* **Prompt**:
Copy out each line of the data holding "degrees".

(Entries taken from a collection)

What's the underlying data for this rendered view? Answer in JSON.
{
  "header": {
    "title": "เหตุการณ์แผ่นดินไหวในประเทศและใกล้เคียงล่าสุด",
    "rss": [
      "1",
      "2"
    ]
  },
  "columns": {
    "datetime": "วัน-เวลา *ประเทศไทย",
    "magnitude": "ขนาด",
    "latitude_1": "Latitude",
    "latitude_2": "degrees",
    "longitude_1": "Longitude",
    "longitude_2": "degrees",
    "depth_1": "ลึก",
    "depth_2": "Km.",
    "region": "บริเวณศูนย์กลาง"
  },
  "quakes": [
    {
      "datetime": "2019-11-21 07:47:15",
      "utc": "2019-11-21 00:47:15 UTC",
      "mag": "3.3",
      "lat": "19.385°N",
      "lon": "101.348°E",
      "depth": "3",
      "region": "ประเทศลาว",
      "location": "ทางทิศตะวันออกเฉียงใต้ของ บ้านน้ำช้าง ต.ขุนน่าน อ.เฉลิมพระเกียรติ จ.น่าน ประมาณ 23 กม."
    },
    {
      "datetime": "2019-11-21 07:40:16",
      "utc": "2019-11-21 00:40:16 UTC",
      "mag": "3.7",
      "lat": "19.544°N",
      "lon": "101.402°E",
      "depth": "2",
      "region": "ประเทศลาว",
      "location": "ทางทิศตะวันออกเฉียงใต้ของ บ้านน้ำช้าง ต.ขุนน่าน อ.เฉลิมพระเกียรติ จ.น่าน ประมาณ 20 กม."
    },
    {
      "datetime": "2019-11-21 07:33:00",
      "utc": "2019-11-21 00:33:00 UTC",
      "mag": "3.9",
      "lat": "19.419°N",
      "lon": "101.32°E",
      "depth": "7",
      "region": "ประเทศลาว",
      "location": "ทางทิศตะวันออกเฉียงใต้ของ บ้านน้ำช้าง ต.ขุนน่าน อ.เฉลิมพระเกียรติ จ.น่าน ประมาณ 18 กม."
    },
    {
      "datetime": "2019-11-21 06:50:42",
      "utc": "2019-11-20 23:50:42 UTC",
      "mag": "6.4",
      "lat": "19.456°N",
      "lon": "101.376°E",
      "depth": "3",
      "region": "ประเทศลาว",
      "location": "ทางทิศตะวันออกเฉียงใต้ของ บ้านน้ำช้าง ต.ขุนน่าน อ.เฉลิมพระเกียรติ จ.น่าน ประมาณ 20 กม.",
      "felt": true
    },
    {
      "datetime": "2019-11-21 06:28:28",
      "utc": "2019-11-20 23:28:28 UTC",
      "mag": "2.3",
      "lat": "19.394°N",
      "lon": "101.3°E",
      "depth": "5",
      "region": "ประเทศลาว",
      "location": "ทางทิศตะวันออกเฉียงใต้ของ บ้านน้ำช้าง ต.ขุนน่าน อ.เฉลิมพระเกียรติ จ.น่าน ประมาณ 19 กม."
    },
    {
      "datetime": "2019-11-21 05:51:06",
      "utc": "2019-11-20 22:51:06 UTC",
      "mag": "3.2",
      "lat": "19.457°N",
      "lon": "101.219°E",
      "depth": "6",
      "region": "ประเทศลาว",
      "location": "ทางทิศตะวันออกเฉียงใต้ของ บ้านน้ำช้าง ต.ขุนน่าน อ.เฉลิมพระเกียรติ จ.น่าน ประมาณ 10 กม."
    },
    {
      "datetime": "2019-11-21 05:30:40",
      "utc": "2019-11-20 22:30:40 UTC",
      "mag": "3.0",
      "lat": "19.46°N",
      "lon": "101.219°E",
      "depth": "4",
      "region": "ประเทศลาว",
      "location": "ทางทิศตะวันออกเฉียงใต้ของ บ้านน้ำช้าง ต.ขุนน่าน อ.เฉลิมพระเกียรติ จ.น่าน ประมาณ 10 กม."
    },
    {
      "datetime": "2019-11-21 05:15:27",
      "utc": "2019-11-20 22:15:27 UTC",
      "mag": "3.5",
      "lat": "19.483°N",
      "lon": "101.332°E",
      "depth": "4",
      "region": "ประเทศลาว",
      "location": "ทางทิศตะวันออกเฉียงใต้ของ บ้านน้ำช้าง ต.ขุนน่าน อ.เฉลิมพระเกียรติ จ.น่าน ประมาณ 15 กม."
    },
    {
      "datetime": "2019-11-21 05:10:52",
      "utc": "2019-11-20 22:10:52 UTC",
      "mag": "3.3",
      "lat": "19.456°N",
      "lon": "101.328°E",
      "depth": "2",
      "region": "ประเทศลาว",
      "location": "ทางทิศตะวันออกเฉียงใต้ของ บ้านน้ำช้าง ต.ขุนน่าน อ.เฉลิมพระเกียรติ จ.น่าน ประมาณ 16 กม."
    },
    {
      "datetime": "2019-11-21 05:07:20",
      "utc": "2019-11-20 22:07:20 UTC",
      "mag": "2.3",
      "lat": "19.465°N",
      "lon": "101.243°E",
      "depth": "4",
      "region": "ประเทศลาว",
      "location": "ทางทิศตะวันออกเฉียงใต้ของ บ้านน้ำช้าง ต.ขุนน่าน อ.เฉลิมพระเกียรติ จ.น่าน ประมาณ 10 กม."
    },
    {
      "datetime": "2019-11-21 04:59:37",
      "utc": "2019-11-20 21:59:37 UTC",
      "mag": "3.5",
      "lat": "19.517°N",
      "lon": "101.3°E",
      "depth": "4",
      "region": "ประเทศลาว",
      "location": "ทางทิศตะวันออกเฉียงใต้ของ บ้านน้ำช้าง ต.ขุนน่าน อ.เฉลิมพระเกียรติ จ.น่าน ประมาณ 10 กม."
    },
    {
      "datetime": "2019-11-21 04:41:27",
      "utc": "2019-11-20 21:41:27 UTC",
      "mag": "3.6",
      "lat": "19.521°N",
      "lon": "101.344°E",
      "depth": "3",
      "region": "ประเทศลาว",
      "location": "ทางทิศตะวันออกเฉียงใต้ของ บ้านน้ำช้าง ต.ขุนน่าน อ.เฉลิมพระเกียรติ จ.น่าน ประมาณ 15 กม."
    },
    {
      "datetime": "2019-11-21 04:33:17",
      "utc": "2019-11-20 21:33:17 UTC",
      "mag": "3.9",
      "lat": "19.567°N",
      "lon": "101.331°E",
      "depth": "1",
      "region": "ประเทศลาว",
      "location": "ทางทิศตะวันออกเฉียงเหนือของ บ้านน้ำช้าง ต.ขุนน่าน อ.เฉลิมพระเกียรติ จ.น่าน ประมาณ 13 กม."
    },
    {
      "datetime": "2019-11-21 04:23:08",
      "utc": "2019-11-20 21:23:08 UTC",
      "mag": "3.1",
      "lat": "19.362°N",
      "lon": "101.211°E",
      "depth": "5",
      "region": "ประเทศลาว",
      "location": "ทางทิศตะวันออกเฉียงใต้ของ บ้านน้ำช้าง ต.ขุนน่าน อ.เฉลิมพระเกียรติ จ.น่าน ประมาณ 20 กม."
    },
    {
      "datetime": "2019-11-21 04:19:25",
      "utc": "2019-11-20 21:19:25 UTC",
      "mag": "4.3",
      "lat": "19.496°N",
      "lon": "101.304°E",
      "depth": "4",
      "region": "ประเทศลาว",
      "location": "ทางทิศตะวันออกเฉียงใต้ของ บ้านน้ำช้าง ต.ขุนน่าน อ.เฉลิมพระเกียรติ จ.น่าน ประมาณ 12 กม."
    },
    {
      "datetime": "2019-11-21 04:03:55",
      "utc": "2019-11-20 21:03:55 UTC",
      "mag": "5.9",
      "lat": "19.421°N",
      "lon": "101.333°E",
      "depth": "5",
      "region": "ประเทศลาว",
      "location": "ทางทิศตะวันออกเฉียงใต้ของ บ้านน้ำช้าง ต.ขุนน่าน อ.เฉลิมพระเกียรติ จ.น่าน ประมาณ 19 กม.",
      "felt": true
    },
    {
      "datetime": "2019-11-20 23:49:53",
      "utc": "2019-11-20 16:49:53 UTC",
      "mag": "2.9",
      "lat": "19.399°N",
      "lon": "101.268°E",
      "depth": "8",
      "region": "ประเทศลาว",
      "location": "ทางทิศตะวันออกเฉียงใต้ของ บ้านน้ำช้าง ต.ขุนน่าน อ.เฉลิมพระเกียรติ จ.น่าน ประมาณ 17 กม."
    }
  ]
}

* **Written reply**:
    "latitude_2": "degrees",
    "longitude_2": "degrees",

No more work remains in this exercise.